Print each line exactly as it is given.

** begin Data in this exercise **

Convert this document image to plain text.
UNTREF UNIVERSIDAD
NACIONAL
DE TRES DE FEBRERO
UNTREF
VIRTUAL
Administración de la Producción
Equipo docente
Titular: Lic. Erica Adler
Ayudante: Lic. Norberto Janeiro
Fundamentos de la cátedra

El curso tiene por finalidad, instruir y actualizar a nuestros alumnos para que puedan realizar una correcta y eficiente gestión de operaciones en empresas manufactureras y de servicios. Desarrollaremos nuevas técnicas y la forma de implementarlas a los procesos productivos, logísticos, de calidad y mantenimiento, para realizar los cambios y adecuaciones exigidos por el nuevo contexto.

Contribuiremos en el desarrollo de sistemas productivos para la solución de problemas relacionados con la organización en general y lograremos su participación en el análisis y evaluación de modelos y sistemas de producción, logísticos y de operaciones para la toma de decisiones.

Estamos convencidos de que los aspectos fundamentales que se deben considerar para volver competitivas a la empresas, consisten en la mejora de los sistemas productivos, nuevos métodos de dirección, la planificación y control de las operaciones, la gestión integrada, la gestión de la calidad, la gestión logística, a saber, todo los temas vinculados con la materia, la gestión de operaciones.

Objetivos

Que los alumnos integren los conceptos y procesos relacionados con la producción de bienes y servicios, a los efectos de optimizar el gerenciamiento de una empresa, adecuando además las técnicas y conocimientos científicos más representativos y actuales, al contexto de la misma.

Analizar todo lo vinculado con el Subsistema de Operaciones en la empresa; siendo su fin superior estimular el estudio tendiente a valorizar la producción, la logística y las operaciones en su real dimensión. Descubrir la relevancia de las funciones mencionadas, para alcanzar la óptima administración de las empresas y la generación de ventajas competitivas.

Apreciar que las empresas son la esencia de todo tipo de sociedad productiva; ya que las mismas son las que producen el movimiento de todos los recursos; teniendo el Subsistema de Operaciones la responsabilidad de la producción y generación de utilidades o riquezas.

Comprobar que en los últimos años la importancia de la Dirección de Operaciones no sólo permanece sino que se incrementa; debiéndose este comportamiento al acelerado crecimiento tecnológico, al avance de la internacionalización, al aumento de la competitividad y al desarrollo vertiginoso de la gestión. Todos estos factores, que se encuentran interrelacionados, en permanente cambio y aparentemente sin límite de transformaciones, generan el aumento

** end Data in this exercise **

Response to this task:
Convert this document image to plain text.
UNTREF UNIVERSIDAD
NACIONAL
DE TRES DE FEBRERO
UNTREF
VIRTUAL
Administración de la Producción
Equipo docente
Titular: Lic. Erica Adler
Ayudante: Lic. Norberto Janeiro
Fundamentos de la cátedra

El curso tiene por finalidad, instruir y actualizar a nuestros alumnos para que puedan realizar una correcta y eficiente gestión de operaciones en empresas manufactureras y de servicios. Desarrollaremos nuevas técnicas y la forma de implementarlas a los procesos productivos, logísticos, de calidad y mantenimiento, para realizar los cambios y adecuaciones exigidos por el nuevo contexto.

Contribuiremos en el desarrollo de sistemas productivos para la solución de problemas relacionados con la organización en general y lograremos su participación en el análisis y evaluación de modelos y sistemas de producción, logísticos y de operaciones para la toma de decisiones.

Estamos convencidos de que los aspectos fundamentales que se deben considerar para volver competitivas a la empresas, consisten en la mejora de los sistemas productivos, nuevos métodos de dirección, la planificación y control de las operaciones, la gestión integrada, la gestión de la calidad, la gestión logística, a saber, todo los temas vinculados con la materia, la gestión de operaciones.

Objetivos

Que los alumnos integren los conceptos y procesos relacionados con la producción de bienes y servicios, a los efectos de optimizar el gerenciamiento de una empresa, adecuando además las técnicas y conocimientos científicos más representativos y actuales, al contexto de la misma.

Analizar todo lo vinculado con el Subsistema de Operaciones en la empresa; siendo su fin superior estimular el estudio tendiente a valorizar la producción, la logística y las operaciones en su real dimensión. Descubrir la relevancia de las funciones mencionadas, para alcanzar la óptima administración de las empresas y la generación de ventajas competitivas.

Apreciar que las empresas son la esencia de todo tipo de sociedad productiva; ya que las mismas son las que producen el movimiento de todos los recursos; teniendo el Subsistema de Operaciones la responsabilidad de la producción y generación de utilidades o riquezas.

Comprobar que en los últimos años la importancia de la Dirección de Operaciones no sólo permanece sino que se incrementa; debiéndose este comportamiento al acelerado crecimiento tecnológico, al avance de la internacionalización, al aumento de la competitividad y al desarrollo vertiginoso de la gestión. Todos estos factores, que se encuentran interrelacionados, en permanente cambio y aparentemente sin límite de transformaciones, generan el aumento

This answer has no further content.